**OBJECTIVE**
Answer with a single number: the count of lines that hold "content".

**PROVIDED MATERIAL**
[start]
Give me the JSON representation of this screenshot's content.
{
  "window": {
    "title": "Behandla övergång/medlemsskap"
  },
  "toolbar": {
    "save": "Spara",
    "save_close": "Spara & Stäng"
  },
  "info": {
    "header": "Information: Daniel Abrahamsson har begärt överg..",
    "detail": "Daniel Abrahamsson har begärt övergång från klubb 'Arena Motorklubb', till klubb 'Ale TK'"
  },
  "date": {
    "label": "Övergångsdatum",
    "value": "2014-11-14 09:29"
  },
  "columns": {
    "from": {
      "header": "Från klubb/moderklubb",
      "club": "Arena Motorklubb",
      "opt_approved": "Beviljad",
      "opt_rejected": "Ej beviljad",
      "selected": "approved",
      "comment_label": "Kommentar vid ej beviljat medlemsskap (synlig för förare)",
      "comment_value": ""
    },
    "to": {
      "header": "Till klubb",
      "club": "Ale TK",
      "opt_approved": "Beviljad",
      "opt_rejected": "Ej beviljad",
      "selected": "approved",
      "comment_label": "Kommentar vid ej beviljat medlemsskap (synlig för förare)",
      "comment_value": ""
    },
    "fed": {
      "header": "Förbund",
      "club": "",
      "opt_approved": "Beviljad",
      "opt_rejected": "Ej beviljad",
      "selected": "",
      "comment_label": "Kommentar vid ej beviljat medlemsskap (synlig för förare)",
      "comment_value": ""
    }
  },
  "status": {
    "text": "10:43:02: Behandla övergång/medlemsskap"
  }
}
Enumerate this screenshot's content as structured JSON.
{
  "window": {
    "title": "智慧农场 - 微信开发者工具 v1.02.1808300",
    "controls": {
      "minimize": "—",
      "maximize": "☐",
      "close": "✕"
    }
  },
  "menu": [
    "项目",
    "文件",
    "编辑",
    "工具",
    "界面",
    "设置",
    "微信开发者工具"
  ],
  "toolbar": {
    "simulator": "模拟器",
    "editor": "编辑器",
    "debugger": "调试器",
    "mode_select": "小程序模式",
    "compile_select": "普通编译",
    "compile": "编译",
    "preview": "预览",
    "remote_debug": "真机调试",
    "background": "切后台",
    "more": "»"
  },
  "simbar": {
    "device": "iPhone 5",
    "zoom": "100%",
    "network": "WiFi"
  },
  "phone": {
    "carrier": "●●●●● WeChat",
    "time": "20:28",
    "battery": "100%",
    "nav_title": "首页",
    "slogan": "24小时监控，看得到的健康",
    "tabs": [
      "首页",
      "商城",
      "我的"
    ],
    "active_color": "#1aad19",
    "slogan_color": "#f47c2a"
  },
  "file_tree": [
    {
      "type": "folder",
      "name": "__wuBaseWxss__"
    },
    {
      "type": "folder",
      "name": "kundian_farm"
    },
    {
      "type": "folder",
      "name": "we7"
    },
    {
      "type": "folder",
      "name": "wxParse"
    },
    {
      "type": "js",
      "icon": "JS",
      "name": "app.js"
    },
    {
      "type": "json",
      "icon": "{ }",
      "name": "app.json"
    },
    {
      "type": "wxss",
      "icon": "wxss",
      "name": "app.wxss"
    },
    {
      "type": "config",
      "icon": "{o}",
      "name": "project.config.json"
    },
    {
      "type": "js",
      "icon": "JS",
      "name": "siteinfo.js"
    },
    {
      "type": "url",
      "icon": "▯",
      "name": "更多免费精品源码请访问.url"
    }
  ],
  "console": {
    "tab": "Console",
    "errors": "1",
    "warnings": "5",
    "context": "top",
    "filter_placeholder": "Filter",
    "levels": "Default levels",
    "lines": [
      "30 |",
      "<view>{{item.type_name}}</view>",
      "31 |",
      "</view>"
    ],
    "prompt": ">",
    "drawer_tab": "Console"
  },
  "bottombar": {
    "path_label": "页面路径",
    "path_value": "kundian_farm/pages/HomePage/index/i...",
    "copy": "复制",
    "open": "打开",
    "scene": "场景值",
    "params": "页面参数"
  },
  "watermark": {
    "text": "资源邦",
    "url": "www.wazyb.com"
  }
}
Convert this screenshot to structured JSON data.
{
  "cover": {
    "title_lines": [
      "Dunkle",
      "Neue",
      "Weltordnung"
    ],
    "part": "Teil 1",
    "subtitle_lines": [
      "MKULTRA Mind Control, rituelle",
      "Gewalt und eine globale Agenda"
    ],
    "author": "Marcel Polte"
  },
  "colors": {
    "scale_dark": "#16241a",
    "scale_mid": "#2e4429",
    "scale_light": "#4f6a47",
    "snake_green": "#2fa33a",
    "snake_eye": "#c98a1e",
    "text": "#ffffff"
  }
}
[end]
**COMPLETE RESPONSE**
2